Exercise goal = Your task is to output the data exactly as it stands.

Exercise inputs =
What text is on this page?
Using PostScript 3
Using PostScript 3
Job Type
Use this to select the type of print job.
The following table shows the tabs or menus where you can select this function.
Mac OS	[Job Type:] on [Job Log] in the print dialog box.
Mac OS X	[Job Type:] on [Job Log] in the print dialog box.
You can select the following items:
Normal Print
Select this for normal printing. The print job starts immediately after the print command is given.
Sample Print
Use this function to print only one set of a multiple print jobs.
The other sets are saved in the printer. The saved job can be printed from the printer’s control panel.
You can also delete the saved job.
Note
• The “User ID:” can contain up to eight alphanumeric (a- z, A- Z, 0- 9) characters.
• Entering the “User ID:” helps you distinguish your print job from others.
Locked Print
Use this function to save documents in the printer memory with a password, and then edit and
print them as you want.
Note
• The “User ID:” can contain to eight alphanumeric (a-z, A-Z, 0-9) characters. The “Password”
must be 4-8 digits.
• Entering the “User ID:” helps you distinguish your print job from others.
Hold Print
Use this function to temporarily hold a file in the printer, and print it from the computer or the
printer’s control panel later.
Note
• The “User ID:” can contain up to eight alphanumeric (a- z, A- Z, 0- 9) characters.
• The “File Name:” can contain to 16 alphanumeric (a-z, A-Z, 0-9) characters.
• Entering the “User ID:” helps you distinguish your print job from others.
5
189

Correct result =
What text is on this page?
Using PostScript 3
Using PostScript 3
Job Type
Use this to select the type of print job.
The following table shows the tabs or menus where you can select this function.
Mac OS	[Job Type:] on [Job Log] in the print dialog box.
Mac OS X	[Job Type:] on [Job Log] in the print dialog box.
You can select the following items:
Normal Print
Select this for normal printing. The print job starts immediately after the print command is given.
Sample Print
Use this function to print only one set of a multiple print jobs.
The other sets are saved in the printer. The saved job can be printed from the printer’s control panel.
You can also delete the saved job.
Note
• The “User ID:” can contain up to eight alphanumeric (a- z, A- Z, 0- 9) characters.
• Entering the “User ID:” helps you distinguish your print job from others.
Locked Print
Use this function to save documents in the printer memory with a password, and then edit and
print them as you want.
Note
• The “User ID:” can contain to eight alphanumeric (a-z, A-Z, 0-9) characters. The “Password”
must be 4-8 digits.
• Entering the “User ID:” helps you distinguish your print job from others.
Hold Print
Use this function to temporarily hold a file in the printer, and print it from the computer or the
printer’s control panel later.
Note
• The “User ID:” can contain up to eight alphanumeric (a- z, A- Z, 0- 9) characters.
• The “File Name:” can contain to 16 alphanumeric (a-z, A-Z, 0-9) characters.
• Entering the “User ID:” helps you distinguish your print job from others.
5
189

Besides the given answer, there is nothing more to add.